--- Fragmento del documento ---

[Gustavo Riccio: un “gringo” en San Lorenzo]. Por Christian Kent

Christian Kent (Asunción, 1983) nos escribe sobre la vida en Paraguay de un "autor desconocido", un "poeta proscrito", un "cómplice", un "semejante", el poeta del grupo Boedo Gustavo Riccio (1900-1927).

Gustavo Riccio: un “gringo” en San Lorenzo

En el autor desconocido, en el poeta proscrito, encontré un cómplice y, también, por qué no, un semejante. Huérfanos de público y de aplausos, estos han escrito sin el compromiso de los notables, con la anchura de quien se encuentra de pronto solo en la casa y puede abarcar todos los espacios. Y no solo eso, además, gracias a sus borrosas biografías, reducidas a veces a un par de anécdotas o al registro de un carteo con algún escritor (visible o no), el territorio del autor relegado ha sido siempre un suelo fértil para la mitología.
Comencemos…
En las décadas de 1920 y 1930, Buenos Aires se convirtió en un centro importante de producción artística, en intenso diálogo con las corrientes de la vanguardia internacional. Dos grupos, que son a la vez antagónicos y complementarios, representaban territorios (barrios porteños) dispares en la geografía social y cultural de aquella época: Florida y Boedo.
El grupo Florida, en el cual se destaca la figura de Jorge Luis Borges, influenciado por el carácter cosmopolita y diverso de la calle que le da nombre, se vincula a una literatura experimental que emerge a partir de las primeras manifestaciones del futurismo y de las vanguardias europeas en general. Mientras que el grupo Boedo -al que pertenecieron, entre otros, Roberto Arlt, Álvaro Yunque, César Tiempo, Elías Castelnuovo- se identifica con las reivindicaciones de la clase trabajadora, con el realismo político y con un internacionalismo que respondía a la militancia izquierdista.

---

Reto a |
Indica todas las filas de abajo que contienen la cadena "column", copiando cada una completa. Ten en cuenta que se distinguen mayúsculas y minúsculas.

--- Datos proporcionados ---

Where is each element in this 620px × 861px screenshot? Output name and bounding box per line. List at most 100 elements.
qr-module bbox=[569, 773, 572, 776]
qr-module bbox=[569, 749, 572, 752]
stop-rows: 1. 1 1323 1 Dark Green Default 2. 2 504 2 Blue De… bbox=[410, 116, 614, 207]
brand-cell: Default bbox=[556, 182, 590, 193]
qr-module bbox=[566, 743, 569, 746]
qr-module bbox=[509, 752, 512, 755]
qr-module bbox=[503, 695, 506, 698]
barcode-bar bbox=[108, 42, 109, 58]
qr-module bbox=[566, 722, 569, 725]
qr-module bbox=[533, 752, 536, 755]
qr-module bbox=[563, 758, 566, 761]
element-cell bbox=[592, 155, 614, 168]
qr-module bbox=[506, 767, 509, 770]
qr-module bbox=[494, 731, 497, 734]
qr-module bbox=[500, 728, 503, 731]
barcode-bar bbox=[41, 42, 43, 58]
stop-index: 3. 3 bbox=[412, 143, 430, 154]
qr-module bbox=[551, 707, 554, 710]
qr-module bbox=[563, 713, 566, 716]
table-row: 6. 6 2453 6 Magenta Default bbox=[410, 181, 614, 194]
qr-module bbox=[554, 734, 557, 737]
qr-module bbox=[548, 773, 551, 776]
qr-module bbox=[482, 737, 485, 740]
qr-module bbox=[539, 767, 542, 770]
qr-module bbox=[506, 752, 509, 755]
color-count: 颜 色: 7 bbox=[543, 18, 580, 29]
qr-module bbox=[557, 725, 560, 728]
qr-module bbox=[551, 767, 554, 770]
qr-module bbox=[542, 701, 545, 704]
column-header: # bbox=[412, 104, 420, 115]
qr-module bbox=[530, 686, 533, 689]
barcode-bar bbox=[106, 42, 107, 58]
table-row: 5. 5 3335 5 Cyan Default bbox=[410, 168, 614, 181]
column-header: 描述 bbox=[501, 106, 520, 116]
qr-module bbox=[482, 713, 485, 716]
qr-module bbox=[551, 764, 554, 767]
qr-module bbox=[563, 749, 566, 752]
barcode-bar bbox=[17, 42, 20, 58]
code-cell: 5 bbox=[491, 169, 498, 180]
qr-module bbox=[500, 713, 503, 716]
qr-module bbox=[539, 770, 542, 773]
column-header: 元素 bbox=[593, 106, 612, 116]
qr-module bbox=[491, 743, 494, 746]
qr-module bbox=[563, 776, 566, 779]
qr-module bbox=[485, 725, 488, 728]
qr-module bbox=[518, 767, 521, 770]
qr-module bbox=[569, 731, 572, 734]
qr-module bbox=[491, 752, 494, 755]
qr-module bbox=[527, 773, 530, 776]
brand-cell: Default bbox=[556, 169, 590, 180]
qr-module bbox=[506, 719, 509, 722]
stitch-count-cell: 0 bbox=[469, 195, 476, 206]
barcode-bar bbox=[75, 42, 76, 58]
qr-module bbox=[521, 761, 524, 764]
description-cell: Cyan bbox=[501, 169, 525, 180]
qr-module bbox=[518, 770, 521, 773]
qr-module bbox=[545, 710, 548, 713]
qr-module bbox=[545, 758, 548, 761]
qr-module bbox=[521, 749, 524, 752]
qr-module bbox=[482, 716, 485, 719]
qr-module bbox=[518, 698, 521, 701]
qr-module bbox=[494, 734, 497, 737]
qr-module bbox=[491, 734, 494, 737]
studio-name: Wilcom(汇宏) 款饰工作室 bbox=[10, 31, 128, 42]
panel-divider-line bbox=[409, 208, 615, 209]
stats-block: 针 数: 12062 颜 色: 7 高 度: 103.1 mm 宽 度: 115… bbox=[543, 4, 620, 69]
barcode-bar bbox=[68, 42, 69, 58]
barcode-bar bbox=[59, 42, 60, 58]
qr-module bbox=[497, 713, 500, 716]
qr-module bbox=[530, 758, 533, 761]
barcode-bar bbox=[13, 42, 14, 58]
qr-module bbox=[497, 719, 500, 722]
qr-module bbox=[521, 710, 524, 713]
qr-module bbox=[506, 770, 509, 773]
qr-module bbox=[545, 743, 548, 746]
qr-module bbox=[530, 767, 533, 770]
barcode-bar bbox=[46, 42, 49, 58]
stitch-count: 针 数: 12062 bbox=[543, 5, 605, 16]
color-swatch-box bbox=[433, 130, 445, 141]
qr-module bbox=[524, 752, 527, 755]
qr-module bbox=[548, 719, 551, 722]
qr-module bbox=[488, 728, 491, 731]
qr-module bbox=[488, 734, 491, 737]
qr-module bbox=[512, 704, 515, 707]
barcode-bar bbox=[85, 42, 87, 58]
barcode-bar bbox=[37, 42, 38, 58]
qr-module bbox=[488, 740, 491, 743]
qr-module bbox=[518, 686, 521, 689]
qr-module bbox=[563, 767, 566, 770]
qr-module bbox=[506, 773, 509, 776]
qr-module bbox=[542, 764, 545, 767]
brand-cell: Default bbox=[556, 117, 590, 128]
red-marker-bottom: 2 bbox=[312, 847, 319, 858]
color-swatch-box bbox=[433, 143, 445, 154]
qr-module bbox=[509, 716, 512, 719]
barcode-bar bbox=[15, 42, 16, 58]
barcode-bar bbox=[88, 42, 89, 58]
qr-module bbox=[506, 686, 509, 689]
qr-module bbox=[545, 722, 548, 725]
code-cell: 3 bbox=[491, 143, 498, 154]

---

Reto b |
Repite el pasaje del texto sobre Gustavo Riccio desde "Comencemos…" hasta "Florida y Boedo.", este último incluido.

Solución del problema a |
column-header: # bbox=[412, 104, 420, 115]
column-header: 描述 bbox=[501, 106, 520, 116]
column-header: 元素 bbox=[593, 106, 612, 116]

Solución del problema b |
Comencemos…
En las décadas de 1920 y 1930, Buenos Aires se convirtió en un centro importante de producción artística, en intenso diálogo con las corrientes de la vanguardia internacional. Dos grupos, que son a la vez antagónicos y complementarios, representaban territorios (barrios porteños) dispares en la geografía social y cultural de aquella época: Florida y Boedo.